**Exercise brief**
Write out every line below that includes the word "AVCHD".
★ ★ ★ ★ ★
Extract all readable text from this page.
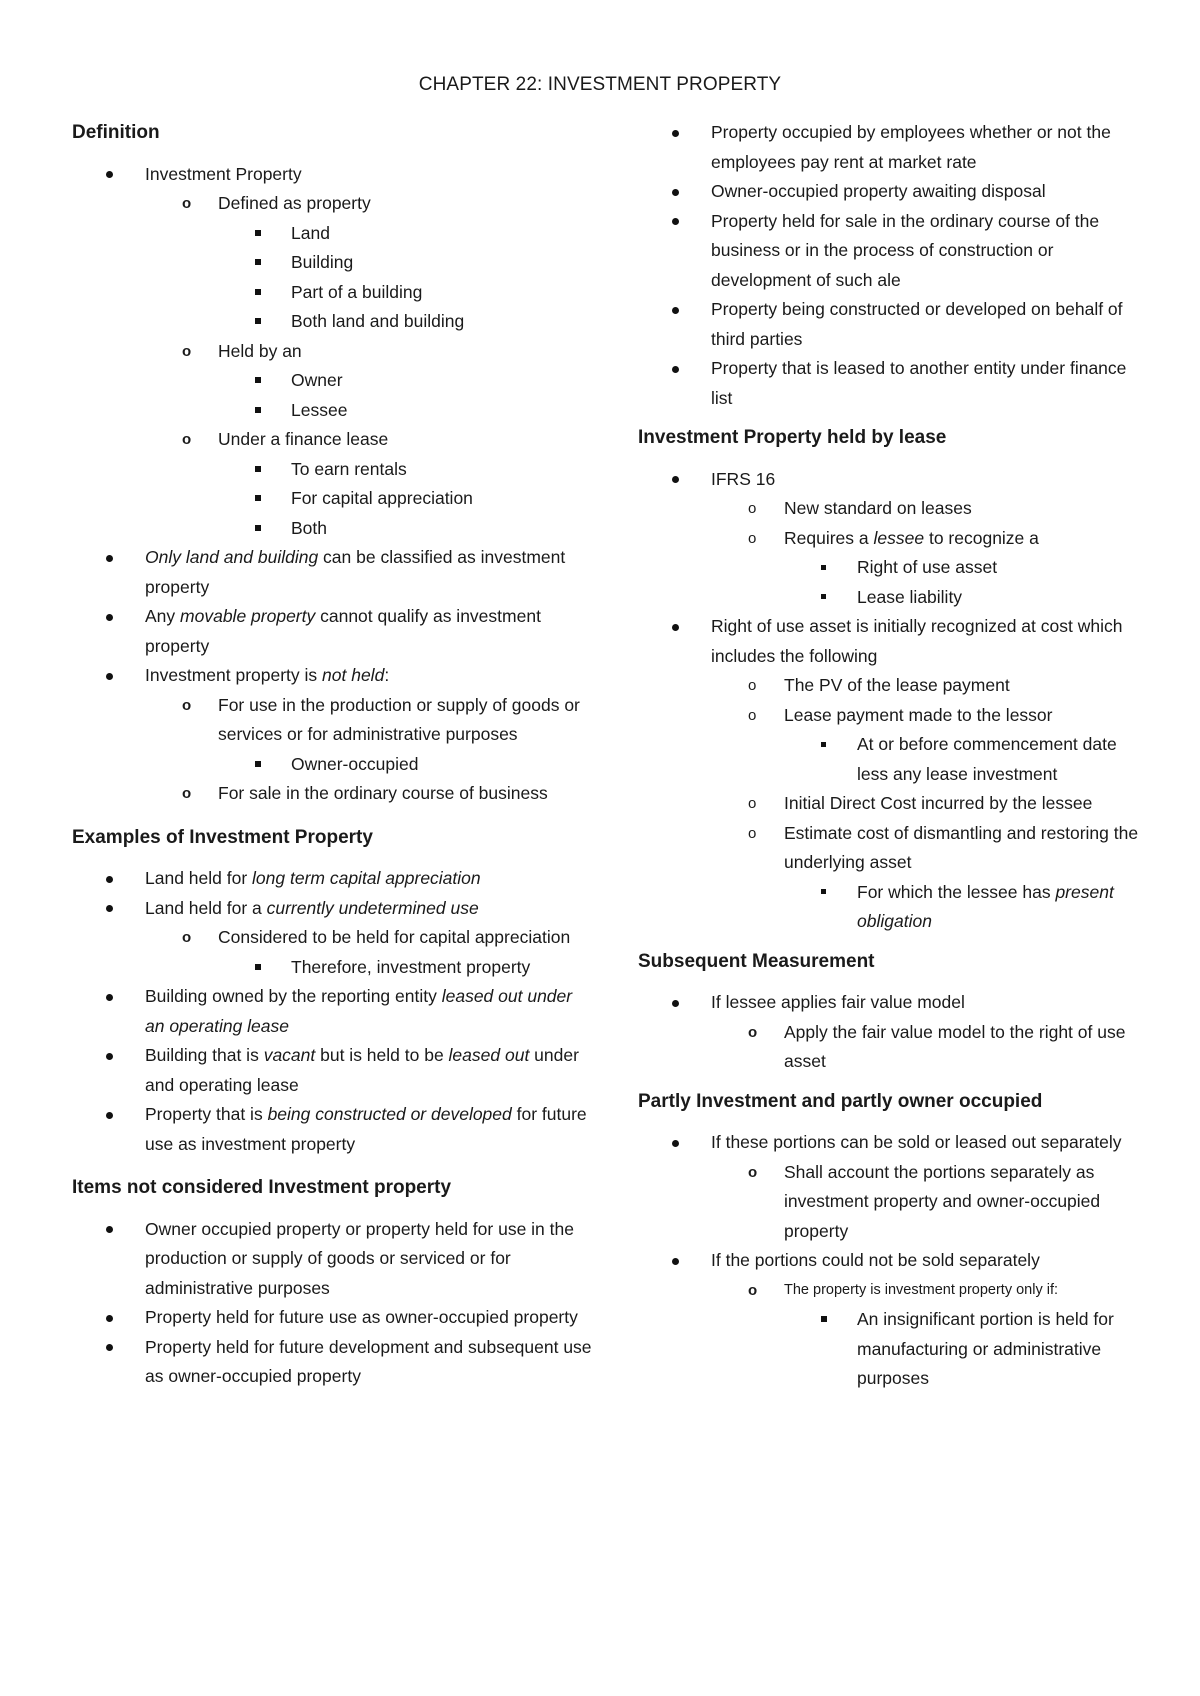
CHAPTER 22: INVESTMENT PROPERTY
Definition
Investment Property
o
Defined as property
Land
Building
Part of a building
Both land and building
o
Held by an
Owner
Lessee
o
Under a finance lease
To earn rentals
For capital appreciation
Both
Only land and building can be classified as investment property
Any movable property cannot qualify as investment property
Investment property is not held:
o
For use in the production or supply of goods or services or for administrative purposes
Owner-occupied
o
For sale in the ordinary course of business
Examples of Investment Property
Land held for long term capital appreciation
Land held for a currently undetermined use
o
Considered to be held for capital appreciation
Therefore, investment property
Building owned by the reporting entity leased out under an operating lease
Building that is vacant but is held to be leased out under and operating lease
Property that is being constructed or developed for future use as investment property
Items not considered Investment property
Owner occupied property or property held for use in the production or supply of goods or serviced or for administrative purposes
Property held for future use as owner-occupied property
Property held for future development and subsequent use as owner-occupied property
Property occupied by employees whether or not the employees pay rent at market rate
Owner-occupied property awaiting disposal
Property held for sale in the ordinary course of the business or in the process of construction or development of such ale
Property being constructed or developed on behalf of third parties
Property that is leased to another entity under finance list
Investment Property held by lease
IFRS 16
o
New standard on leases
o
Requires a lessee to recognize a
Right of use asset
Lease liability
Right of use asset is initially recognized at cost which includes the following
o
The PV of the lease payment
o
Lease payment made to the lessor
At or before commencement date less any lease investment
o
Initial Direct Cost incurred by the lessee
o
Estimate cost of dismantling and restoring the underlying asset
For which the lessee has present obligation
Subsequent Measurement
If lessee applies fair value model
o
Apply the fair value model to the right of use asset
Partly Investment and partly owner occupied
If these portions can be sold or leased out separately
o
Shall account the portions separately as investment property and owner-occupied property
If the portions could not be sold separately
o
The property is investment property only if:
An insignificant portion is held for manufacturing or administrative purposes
★ ★ ★ ★ ★
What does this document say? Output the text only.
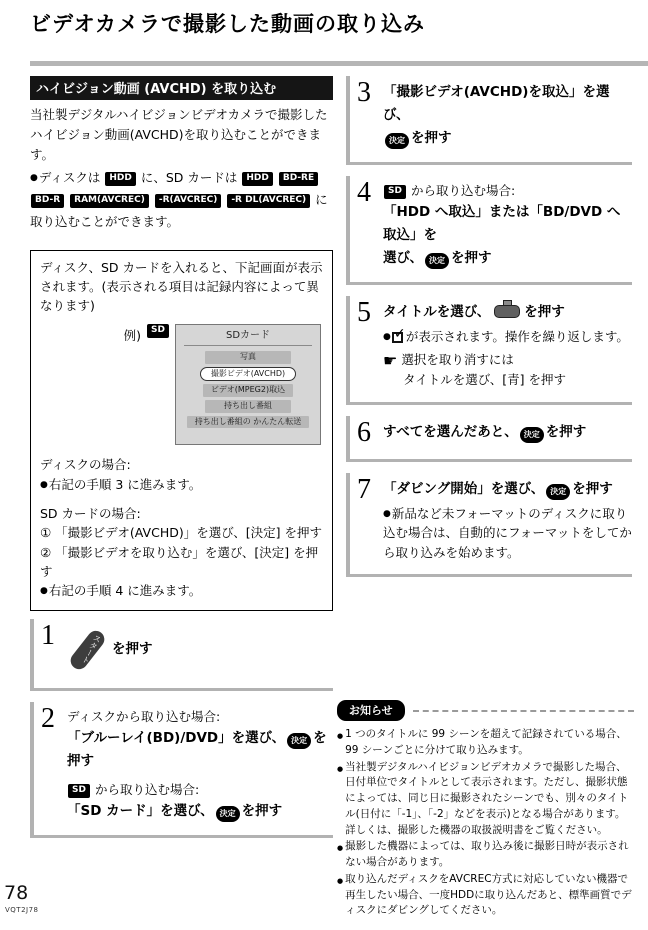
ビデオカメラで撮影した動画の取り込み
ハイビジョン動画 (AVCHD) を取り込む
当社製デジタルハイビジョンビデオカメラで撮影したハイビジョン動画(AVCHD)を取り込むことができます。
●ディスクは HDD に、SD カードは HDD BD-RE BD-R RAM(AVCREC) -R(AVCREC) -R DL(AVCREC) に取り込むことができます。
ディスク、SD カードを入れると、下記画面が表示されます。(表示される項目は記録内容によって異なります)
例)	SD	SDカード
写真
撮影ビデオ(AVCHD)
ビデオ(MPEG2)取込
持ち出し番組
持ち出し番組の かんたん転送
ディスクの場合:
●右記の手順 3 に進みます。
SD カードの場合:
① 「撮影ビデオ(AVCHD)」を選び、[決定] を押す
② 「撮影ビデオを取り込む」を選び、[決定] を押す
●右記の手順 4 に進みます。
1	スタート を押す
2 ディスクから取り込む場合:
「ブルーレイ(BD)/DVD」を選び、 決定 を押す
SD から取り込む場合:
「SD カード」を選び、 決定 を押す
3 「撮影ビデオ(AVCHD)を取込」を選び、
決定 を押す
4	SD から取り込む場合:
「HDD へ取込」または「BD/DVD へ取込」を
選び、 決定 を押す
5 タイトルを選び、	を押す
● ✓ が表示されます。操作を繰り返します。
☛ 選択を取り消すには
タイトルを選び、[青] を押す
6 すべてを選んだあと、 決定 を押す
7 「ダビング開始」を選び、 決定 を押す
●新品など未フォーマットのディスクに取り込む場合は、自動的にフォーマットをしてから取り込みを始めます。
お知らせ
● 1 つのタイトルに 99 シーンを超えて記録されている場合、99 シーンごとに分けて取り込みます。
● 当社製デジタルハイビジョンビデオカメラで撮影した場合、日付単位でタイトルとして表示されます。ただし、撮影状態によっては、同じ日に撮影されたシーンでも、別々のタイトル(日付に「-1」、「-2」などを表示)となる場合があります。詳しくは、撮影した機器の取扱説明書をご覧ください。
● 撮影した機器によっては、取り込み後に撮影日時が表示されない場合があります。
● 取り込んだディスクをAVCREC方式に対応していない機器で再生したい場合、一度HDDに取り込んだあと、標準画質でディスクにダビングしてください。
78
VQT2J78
★ ★ ★ ★ ★
**Response to the task**
ハイビジョン動画 (AVCHD) を取り込む
当社製デジタルハイビジョンビデオカメラで撮影したハイビジョン動画(AVCHD)を取り込むことができます。
撮影ビデオ(AVCHD)
① 「撮影ビデオ(AVCHD)」を選び、[決定] を押す
3 「撮影ビデオ(AVCHD)を取込」を選び、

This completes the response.